### Task instructions
Show all lines from the data that include the word "注意事项".

### Provided material
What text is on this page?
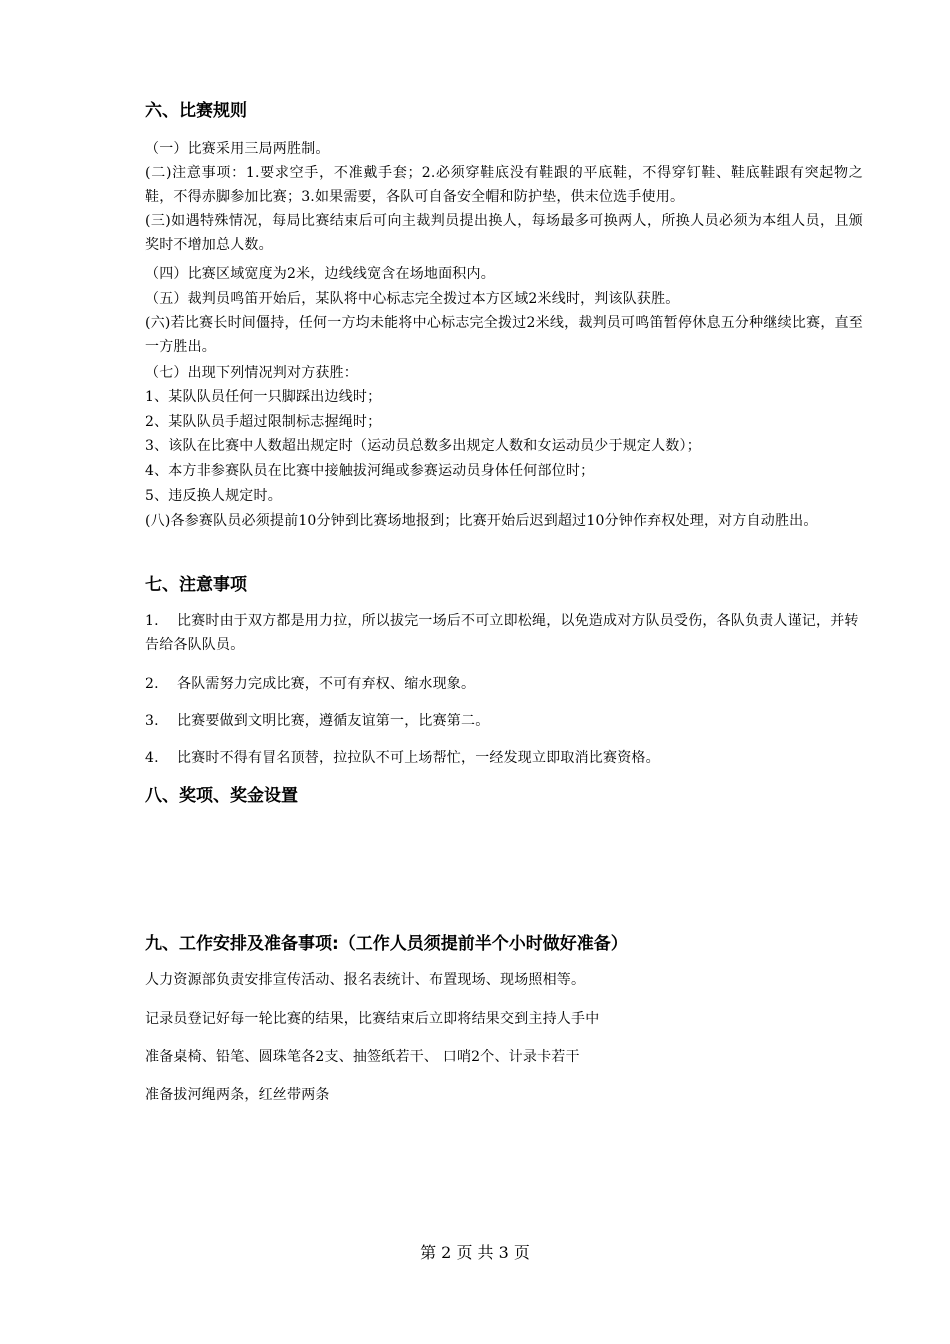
六、比赛规则
（一）比赛采用三局两胜制。
(二)注意事项：1.要求空手，不准戴手套；2.必须穿鞋底没有鞋跟的平底鞋，不得穿钉鞋、鞋底鞋跟有突起物之鞋，不得赤脚参加比赛；3.如果需要，各队可自备安全帽和防护垫，供末位选手使用。
(三)如遇特殊情况，每局比赛结束后可向主裁判员提出换人，每场最多可换两人，所换人员必须为本组人员，且颁奖时不增加总人数。
（四）比赛区域宽度为2米，边线线宽含在场地面积内。
（五）裁判员鸣笛开始后，某队将中心标志完全拨过本方区域2米线时，判该队获胜。
(六)若比赛长时间僵持，任何一方均未能将中心标志完全拨过2米线，裁判员可鸣笛暂停休息五分种继续比赛，直至一方胜出。
（七）出现下列情况判对方获胜：
1、某队队员任何一只脚踩出边线时；
2、某队队员手超过限制标志握绳时；
3、该队在比赛中人数超出规定时（运动员总数多出规定人数和女运动员少于规定人数）；
4、本方非参赛队员在比赛中接触拔河绳或参赛运动员身体任何部位时；
5、违反换人规定时。
(八)各参赛队员必须提前10分钟到比赛场地报到；比赛开始后迟到超过10分钟作弃权处理，对方自动胜出。
七、注意事项
1. 比赛时由于双方都是用力拉，所以拔完一场后不可立即松绳，以免造成对方队员受伤，各队负责人谨记，并转告给各队队员。
2. 各队需努力完成比赛，不可有弃权、缩水现象。
3. 比赛要做到文明比赛，遵循友谊第一，比赛第二。
4. 比赛时不得有冒名顶替，拉拉队不可上场帮忙，一经发现立即取消比赛资格。
八、奖项、奖金设置
九、工作安排及准备事项:（工作人员须提前半个小时做好准备）
人力资源部负责安排宣传活动、报名表统计、布置现场、现场照相等。
记录员登记好每一轮比赛的结果，比赛结束后立即将结果交到主持人手中
准备桌椅、铅笔、圆珠笔各2支、抽签纸若干、 口哨2个、计录卡若干
准备拔河绳两条，红丝带两条
第 2 页 共 3 页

### Answer for this exercise
(二)注意事项：1.要求空手，不准戴手套；2.必须穿鞋底没有鞋跟的平底鞋，不得穿钉鞋、鞋底鞋跟有突起物之鞋，不得赤脚参加比赛；3.如果需要，各队可自备安全帽和防护垫，供末位选手使用。
七、注意事项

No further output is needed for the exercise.